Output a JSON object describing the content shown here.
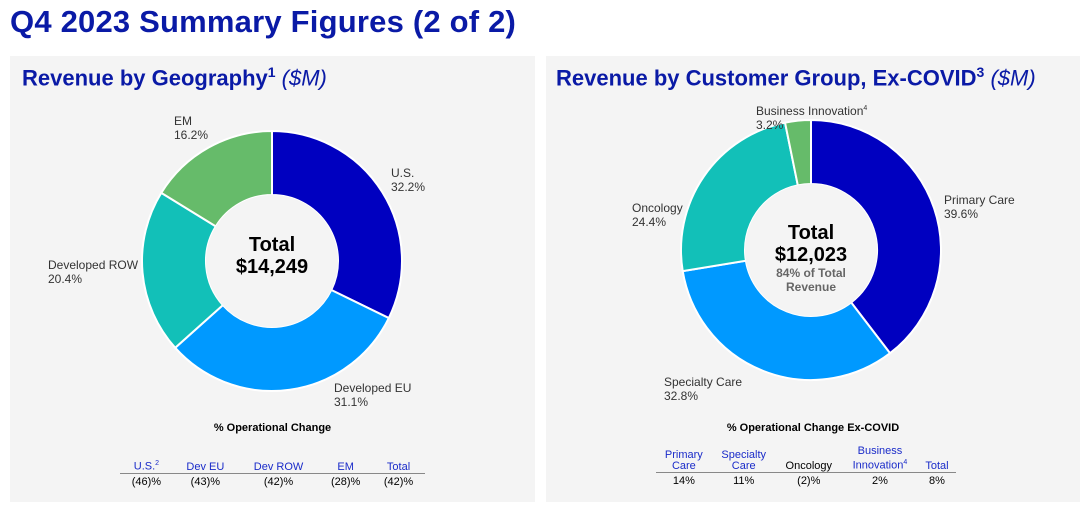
{
  "page_title": "Q4 2023 Summary Figures (2 of 2)",
  "colors": {
    "title_blue": "#0a1aa6",
    "dark_blue": "#0000c0",
    "light_blue": "#0099ff",
    "teal": "#12c0b8",
    "green": "#66bb6a",
    "table_header_blue": "#1a2bc9"
  },
  "left": {
    "title": "Revenue by Geography",
    "title_sup": "1",
    "title_unit": "($M)",
    "center": {
      "line1": "Total",
      "line2": "$14,249"
    },
    "change_title": "% Operational Change",
    "change_table": [
      {
        "header": "U.S.",
        "sup": "2",
        "value": "(46)%"
      },
      {
        "header": "Dev EU",
        "sup": "",
        "value": "(43)%"
      },
      {
        "header": "Dev ROW",
        "sup": "",
        "value": "(42)%"
      },
      {
        "header": "EM",
        "sup": "",
        "value": "(28)%"
      },
      {
        "header": "Total",
        "sup": "",
        "value": "(42)%"
      }
    ]
  },
  "right": {
    "title": "Revenue by Customer Group, Ex-COVID",
    "title_sup": "3",
    "title_unit": "($M)",
    "center": {
      "line1": "Total",
      "line2": "$12,023",
      "line3": "84% of Total",
      "line4": "Revenue"
    },
    "change_title": "% Operational Change Ex-COVID",
    "change_table": [
      {
        "header1": "Primary",
        "header2": "Care",
        "sup": "",
        "value": "14%"
      },
      {
        "header1": "Specialty",
        "header2": "Care",
        "sup": "",
        "value": "11%"
      },
      {
        "header1": "",
        "header2": "Oncology",
        "sup": "",
        "value": "(2)%"
      },
      {
        "header1": "Business",
        "header2": "Innovation",
        "sup": "4",
        "value": "2%"
      },
      {
        "header1": "",
        "header2": "Total",
        "sup": "",
        "value": "8%"
      }
    ]
  },
  "chart_data": [
    {
      "type": "pie",
      "title": "Revenue by Geography",
      "categories": [
        "U.S.",
        "Developed EU",
        "Developed ROW",
        "EM"
      ],
      "values": [
        32.2,
        31.1,
        20.4,
        16.2
      ],
      "value_labels": [
        "32.2%",
        "31.1%",
        "20.4%",
        "16.2%"
      ],
      "colors": [
        "#0000c0",
        "#0099ff",
        "#12c0b8",
        "#66bb6a"
      ],
      "legend": "none"
    },
    {
      "type": "pie",
      "title": "Revenue by Customer Group, Ex-COVID",
      "categories": [
        "Primary Care",
        "Specialty Care",
        "Oncology",
        "Business Innovation"
      ],
      "category_sups": [
        "",
        "",
        "",
        "4"
      ],
      "values": [
        39.6,
        32.8,
        24.4,
        3.2
      ],
      "value_labels": [
        "39.6%",
        "32.8%",
        "24.4%",
        "3.2%"
      ],
      "colors": [
        "#0000c0",
        "#0099ff",
        "#12c0b8",
        "#66bb6a"
      ],
      "legend": "none"
    }
  ]
}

■ ■ ■ ■

▶ Written task: Copy the lines from the entries above in which the word "Revenue" appears.

▶ Response:
    "title": "Revenue by Geography",
    "title": "Revenue by Customer Group, Ex-COVID",
      "line4": "Revenue"
      "title": "Revenue by Geography",
      "title": "Revenue by Customer Group, Ex-COVID",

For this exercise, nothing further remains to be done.